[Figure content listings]
# # # # #
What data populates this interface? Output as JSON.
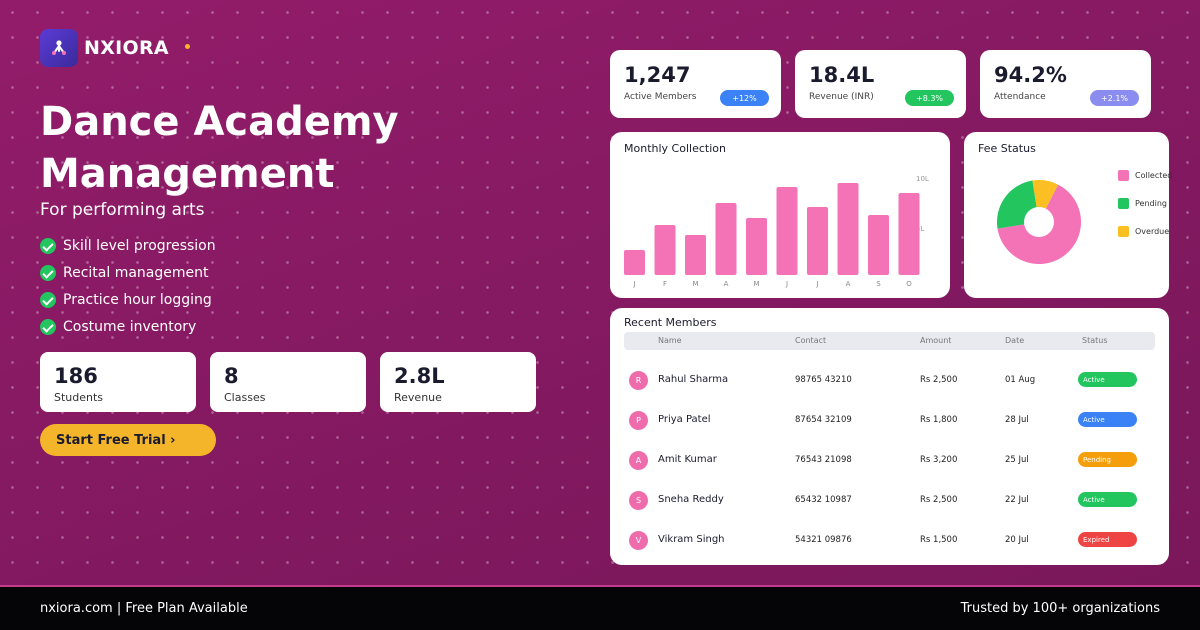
{
  "brand": {
    "name": "NXIORA"
  },
  "hero": {
    "title_line1": "Dance Academy",
    "title_line2": "Management",
    "subtitle": "For performing arts",
    "features": [
      "Skill level progression",
      "Recital management",
      "Practice hour logging",
      "Costume inventory"
    ],
    "cta_label": "Start Free Trial  ›"
  },
  "stats": [
    {
      "value": "186",
      "label": "Students"
    },
    {
      "value": "8",
      "label": "Classes"
    },
    {
      "value": "2.8L",
      "label": "Revenue"
    }
  ],
  "kpis": [
    {
      "value": "1,247",
      "label": "Active Members",
      "badge": "+12%",
      "badge_color": "#3b82f6"
    },
    {
      "value": "18.4L",
      "label": "Revenue (INR)",
      "badge": "+8.3%",
      "badge_color": "#22c55e"
    },
    {
      "value": "94.2%",
      "label": "Attendance",
      "badge": "+2.1%",
      "badge_color": "#8b8cf0"
    }
  ],
  "monthly_chart": {
    "title": "Monthly Collection",
    "ymax_label": "10L",
    "ymid_label": "5L",
    "bar_color": "#f472b6"
  },
  "fee_chart": {
    "title": "Fee Status",
    "legend": [
      {
        "label": "Collected",
        "color": "#f472b6"
      },
      {
        "label": "Pending",
        "color": "#22c55e"
      },
      {
        "label": "Overdue",
        "color": "#fbbf24"
      }
    ]
  },
  "members": {
    "title": "Recent Members",
    "columns": [
      "Name",
      "Contact",
      "Amount",
      "Date",
      "Status"
    ],
    "rows": [
      {
        "initial": "R",
        "name": "Rahul Sharma",
        "contact": "98765 43210",
        "amount": "Rs 2,500",
        "date": "01 Aug",
        "status": "Active",
        "status_color": "#22c55e"
      },
      {
        "initial": "P",
        "name": "Priya Patel",
        "contact": "87654 32109",
        "amount": "Rs 1,800",
        "date": "28 Jul",
        "status": "Active",
        "status_color": "#3b82f6"
      },
      {
        "initial": "A",
        "name": "Amit Kumar",
        "contact": "76543 21098",
        "amount": "Rs 3,200",
        "date": "25 Jul",
        "status": "Pending",
        "status_color": "#f59e0b"
      },
      {
        "initial": "S",
        "name": "Sneha Reddy",
        "contact": "65432 10987",
        "amount": "Rs 2,500",
        "date": "22 Jul",
        "status": "Active",
        "status_color": "#22c55e"
      },
      {
        "initial": "V",
        "name": "Vikram Singh",
        "contact": "54321 09876",
        "amount": "Rs 1,500",
        "date": "20 Jul",
        "status": "Expired",
        "status_color": "#ef4444"
      }
    ]
  },
  "footer": {
    "left": "nxiora.com  |  Free Plan Available",
    "right": "Trusted by 100+ organizations"
  },
  "chart_data": [
    {
      "type": "bar",
      "title": "Monthly Collection",
      "categories": [
        "J",
        "F",
        "M",
        "A",
        "M",
        "J",
        "J",
        "A",
        "S",
        "O"
      ],
      "values": [
        2.5,
        5,
        4,
        7.2,
        5.7,
        8.8,
        6.8,
        9.2,
        6,
        8.2
      ],
      "ylim": [
        0,
        10
      ]
    },
    {
      "type": "pie",
      "title": "Fee Status",
      "labels": [
        "Collected",
        "Pending",
        "Overdue"
      ],
      "values": [
        65,
        25,
        10
      ]
    }
  ]
}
# # # # #
> _OBJECTIVE_:
Copy out the listing exactly as it stands, but not the pictures.

> _IN RESPONSE_:
What data populates this interface? Output as JSON.
{
  "brand": {
    "name": "NXIORA"
  },
  "hero": {
    "title_line1": "Dance Academy",
    "title_line2": "Management",
    "subtitle": "For performing arts",
    "features": [
      "Skill level progression",
      "Recital management",
      "Practice hour logging",
      "Costume inventory"
    ],
    "cta_label": "Start Free Trial  ›"
  },
  "stats": [
    {
      "value": "186",
      "label": "Students"
    },
    {
      "value": "8",
      "label": "Classes"
    },
    {
      "value": "2.8L",
      "label": "Revenue"
    }
  ],
  "kpis": [
    {
      "value": "1,247",
      "label": "Active Members",
      "badge": "+12%",
      "badge_color": "#3b82f6"
    },
    {
      "value": "18.4L",
      "label": "Revenue (INR)",
      "badge": "+8.3%",
      "badge_color": "#22c55e"
    },
    {
      "value": "94.2%",
      "label": "Attendance",
      "badge": "+2.1%",
      "badge_color": "#8b8cf0"
    }
  ],
  "monthly_chart": {
    "title": "Monthly Collection",
    "ymax_label": "10L",
    "ymid_label": "5L",
    "bar_color": "#f472b6"
  },
  "fee_chart": {
    "title": "Fee Status",
    "legend": [
      {
        "label": "Collected",
        "color": "#f472b6"
      },
      {
        "label": "Pending",
        "color": "#22c55e"
      },
      {
        "label": "Overdue",
        "color": "#fbbf24"
      }
    ]
  },
  "members": {
    "title": "Recent Members",
    "columns": [
      "Name",
      "Contact",
      "Amount",
      "Date",
      "Status"
    ],
    "rows": [
      {
        "initial": "R",
        "name": "Rahul Sharma",
        "contact": "98765 43210",
        "amount": "Rs 2,500",
        "date": "01 Aug",
        "status": "Active",
        "status_color": "#22c55e"
      },
      {
        "initial": "P",
        "name": "Priya Patel",
        "contact": "87654 32109",
        "amount": "Rs 1,800",
        "date": "28 Jul",
        "status": "Active",
        "status_color": "#3b82f6"
      },
      {
        "initial": "A",
        "name": "Amit Kumar",
        "contact": "76543 21098",
        "amount": "Rs 3,200",
        "date": "25 Jul",
        "status": "Pending",
        "status_color": "#f59e0b"
      },
      {
        "initial": "S",
        "name": "Sneha Reddy",
        "contact": "65432 10987",
        "amount": "Rs 2,500",
        "date": "22 Jul",
        "status": "Active",
        "status_color": "#22c55e"
      },
      {
        "initial": "V",
        "name": "Vikram Singh",
        "contact": "54321 09876",
        "amount": "Rs 1,500",
        "date": "20 Jul",
        "status": "Expired",
        "status_color": "#ef4444"
      }
    ]
  },
  "footer": {
    "left": "nxiora.com  |  Free Plan Available",
    "right": "Trusted by 100+ organizations"
  },
  "chart_data": [
    {
      "type": "bar",
      "title": "Monthly Collection",
      "categories": [
        "J",
        "F",
        "M",
        "A",
        "M",
        "J",
        "J",
        "A",
        "S",
        "O"
      ],
      "values": [
        2.5,
        5,
        4,
        7.2,
        5.7,
        8.8,
        6.8,
        9.2,
        6,
        8.2
      ],
      "ylim": [
        0,
        10
      ]
    },
    {
      "type": "pie",
      "title": "Fee Status",
      "labels": [
        "Collected",
        "Pending",
        "Overdue"
      ],
      "values": [
        65,
        25,
        10
      ]
    }
  ]
}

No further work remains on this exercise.